__Brief__:
Gather from the listing below each line that includes the word "Media", and copy it.

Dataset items
--

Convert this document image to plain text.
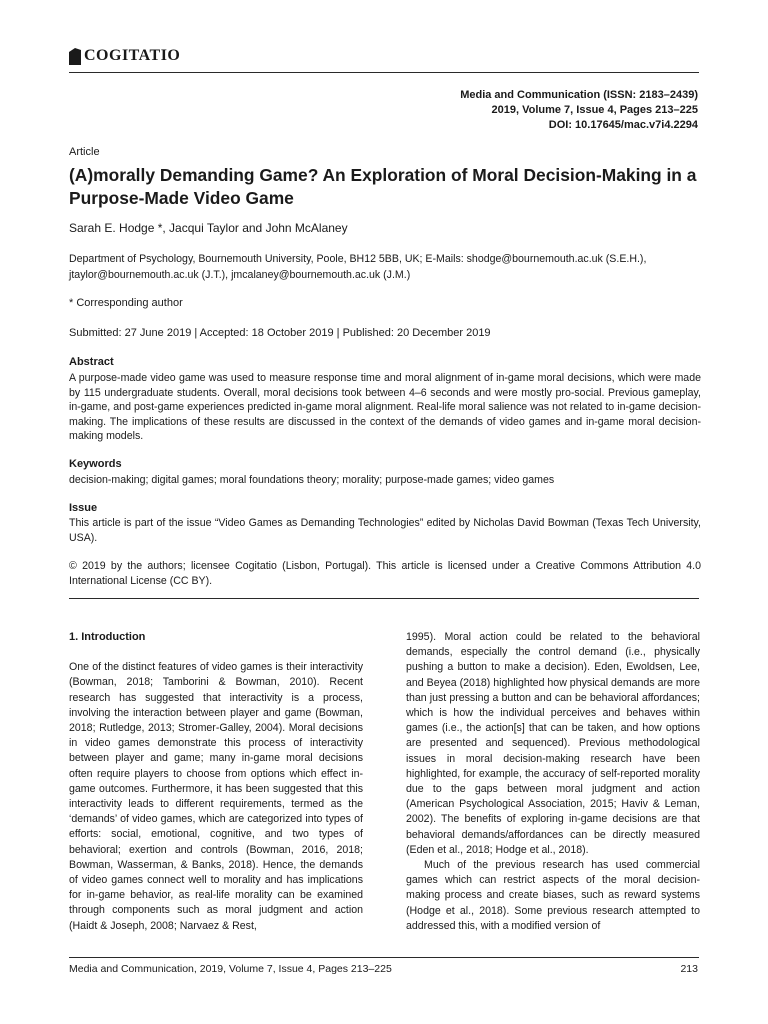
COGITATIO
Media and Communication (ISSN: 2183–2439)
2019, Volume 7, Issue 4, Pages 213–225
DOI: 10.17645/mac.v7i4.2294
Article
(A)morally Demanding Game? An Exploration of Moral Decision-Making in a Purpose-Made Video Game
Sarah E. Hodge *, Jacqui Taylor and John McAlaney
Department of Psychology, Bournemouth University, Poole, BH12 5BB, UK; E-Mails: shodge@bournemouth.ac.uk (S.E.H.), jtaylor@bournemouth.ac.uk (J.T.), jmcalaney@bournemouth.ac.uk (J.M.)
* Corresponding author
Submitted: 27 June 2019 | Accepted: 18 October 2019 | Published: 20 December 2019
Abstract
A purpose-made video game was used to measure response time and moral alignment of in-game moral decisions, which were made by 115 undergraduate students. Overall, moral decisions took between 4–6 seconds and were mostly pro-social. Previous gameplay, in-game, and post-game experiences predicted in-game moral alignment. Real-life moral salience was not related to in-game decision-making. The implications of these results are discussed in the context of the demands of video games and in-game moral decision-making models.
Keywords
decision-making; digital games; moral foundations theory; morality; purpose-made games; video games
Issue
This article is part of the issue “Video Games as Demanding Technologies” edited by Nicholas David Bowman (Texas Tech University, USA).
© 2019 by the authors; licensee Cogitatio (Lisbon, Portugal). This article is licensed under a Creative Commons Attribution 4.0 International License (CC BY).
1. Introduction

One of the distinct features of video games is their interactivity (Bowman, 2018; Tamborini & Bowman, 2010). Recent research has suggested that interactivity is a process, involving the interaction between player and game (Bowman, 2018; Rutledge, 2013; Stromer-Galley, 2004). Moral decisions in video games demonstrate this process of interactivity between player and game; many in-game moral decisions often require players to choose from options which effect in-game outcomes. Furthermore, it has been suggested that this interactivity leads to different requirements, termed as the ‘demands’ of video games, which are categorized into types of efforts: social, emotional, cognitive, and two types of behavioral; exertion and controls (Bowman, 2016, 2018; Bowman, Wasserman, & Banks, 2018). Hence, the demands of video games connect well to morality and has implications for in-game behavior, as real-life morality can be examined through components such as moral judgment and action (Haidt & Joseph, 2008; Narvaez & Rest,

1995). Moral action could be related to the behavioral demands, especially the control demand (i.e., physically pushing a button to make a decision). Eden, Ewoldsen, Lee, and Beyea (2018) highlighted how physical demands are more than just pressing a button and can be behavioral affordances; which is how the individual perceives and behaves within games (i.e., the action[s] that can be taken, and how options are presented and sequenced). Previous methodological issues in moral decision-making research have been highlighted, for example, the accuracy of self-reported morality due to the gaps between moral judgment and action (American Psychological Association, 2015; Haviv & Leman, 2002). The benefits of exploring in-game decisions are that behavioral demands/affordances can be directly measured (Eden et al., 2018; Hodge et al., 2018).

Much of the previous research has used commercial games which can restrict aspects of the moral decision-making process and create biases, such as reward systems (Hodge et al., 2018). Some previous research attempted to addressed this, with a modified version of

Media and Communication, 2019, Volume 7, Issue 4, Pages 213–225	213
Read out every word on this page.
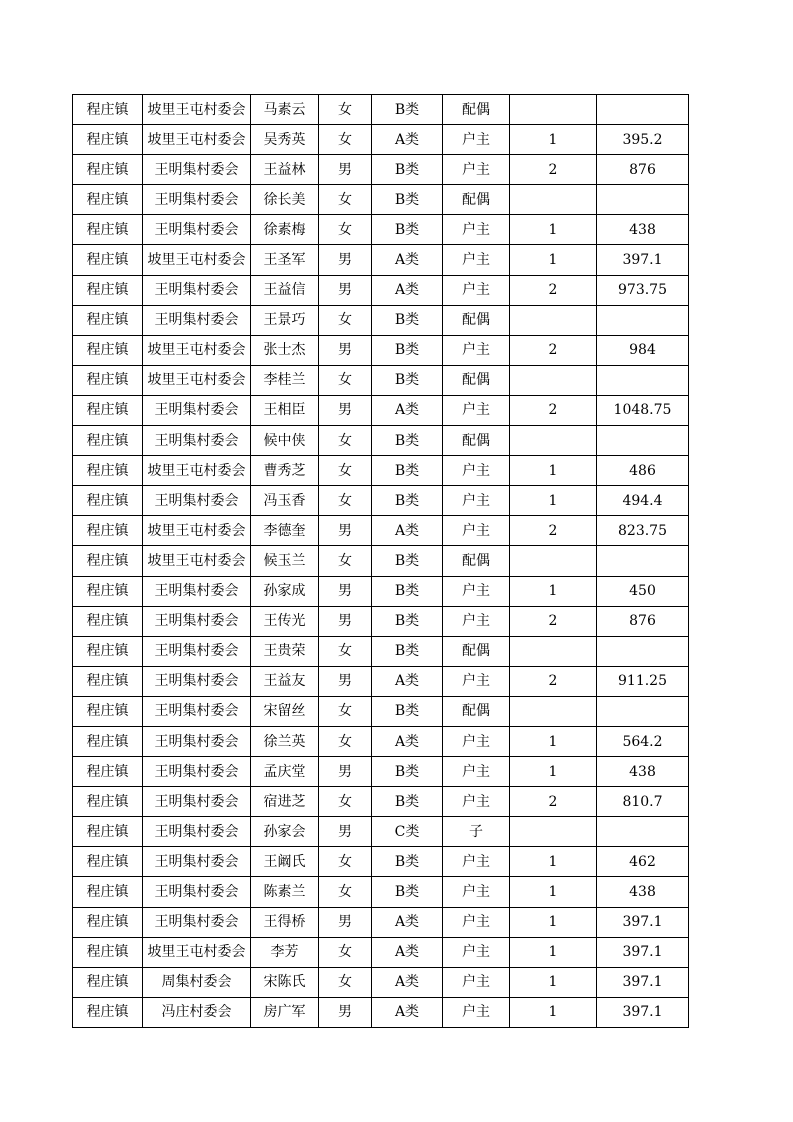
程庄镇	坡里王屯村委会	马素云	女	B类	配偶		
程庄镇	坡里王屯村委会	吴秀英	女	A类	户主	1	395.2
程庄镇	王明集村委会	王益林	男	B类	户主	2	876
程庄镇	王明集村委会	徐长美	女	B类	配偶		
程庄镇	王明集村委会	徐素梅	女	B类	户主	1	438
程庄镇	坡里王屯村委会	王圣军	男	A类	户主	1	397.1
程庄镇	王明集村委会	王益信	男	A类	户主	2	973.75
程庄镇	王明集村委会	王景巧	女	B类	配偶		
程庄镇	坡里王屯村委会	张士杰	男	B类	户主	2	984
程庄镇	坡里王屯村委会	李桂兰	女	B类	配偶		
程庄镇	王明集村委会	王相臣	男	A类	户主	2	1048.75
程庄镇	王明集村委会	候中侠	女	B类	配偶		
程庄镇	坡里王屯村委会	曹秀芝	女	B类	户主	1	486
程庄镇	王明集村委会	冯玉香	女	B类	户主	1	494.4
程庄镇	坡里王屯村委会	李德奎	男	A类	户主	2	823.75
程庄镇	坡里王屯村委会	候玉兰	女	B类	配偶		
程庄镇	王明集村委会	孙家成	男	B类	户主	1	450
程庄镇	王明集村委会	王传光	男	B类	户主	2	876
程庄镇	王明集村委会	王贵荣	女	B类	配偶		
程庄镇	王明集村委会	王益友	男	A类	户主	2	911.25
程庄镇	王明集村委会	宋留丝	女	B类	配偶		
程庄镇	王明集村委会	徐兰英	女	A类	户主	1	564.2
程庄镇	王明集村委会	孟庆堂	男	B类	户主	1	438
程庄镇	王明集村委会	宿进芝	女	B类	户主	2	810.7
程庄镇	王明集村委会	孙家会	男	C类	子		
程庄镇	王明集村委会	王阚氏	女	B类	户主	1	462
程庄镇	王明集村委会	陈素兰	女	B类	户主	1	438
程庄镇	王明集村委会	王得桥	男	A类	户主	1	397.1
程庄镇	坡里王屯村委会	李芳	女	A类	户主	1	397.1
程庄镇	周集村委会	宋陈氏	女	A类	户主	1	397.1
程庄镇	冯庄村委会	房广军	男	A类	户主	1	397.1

--

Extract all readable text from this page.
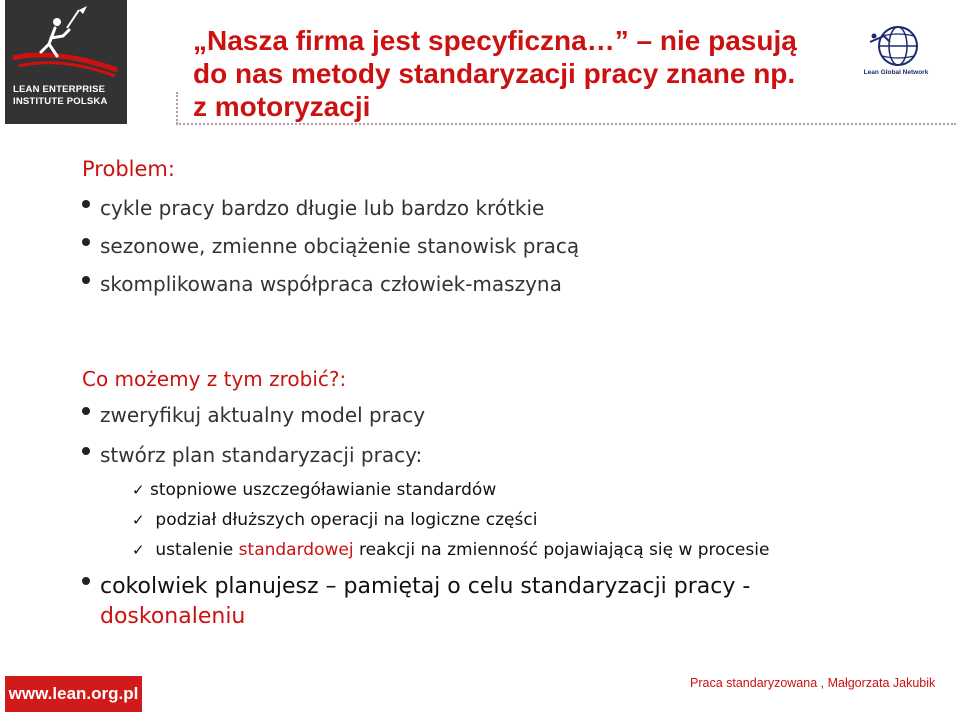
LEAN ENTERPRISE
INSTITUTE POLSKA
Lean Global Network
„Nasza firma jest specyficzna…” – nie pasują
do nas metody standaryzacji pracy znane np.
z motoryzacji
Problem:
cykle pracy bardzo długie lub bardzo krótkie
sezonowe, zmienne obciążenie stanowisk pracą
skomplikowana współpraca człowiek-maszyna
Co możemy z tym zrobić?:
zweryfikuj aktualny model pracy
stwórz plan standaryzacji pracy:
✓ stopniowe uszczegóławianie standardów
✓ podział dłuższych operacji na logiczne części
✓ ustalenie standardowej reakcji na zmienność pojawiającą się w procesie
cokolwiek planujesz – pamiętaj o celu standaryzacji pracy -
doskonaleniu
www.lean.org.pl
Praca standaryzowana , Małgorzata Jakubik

--

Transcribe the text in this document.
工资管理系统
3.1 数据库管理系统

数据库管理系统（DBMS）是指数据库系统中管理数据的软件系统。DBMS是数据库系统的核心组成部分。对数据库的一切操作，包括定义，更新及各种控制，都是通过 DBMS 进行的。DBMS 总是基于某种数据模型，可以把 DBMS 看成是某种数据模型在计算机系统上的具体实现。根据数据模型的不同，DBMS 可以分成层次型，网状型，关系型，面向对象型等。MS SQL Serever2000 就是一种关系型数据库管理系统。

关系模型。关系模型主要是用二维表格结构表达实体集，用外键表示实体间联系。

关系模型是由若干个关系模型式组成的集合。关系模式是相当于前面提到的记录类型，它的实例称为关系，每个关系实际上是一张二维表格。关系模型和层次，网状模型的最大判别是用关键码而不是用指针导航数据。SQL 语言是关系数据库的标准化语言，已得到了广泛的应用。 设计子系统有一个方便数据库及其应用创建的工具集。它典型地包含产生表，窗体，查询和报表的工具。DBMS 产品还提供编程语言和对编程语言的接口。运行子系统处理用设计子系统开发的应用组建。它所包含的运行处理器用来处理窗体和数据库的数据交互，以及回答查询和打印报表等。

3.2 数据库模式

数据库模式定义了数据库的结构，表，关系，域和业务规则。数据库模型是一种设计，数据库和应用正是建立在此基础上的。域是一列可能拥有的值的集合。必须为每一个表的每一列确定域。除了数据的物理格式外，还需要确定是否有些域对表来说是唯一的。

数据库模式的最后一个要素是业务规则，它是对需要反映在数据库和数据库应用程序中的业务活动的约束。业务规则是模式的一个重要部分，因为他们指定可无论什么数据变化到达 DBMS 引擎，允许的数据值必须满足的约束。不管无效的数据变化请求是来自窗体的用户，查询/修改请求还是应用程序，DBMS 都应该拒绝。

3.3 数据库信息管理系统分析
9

--

__Exercise solution__:
Media and Communication (ISSN: 2183–2439)
Media and Communication, 2019, Volume 7, Issue 4, Pages 213–225	213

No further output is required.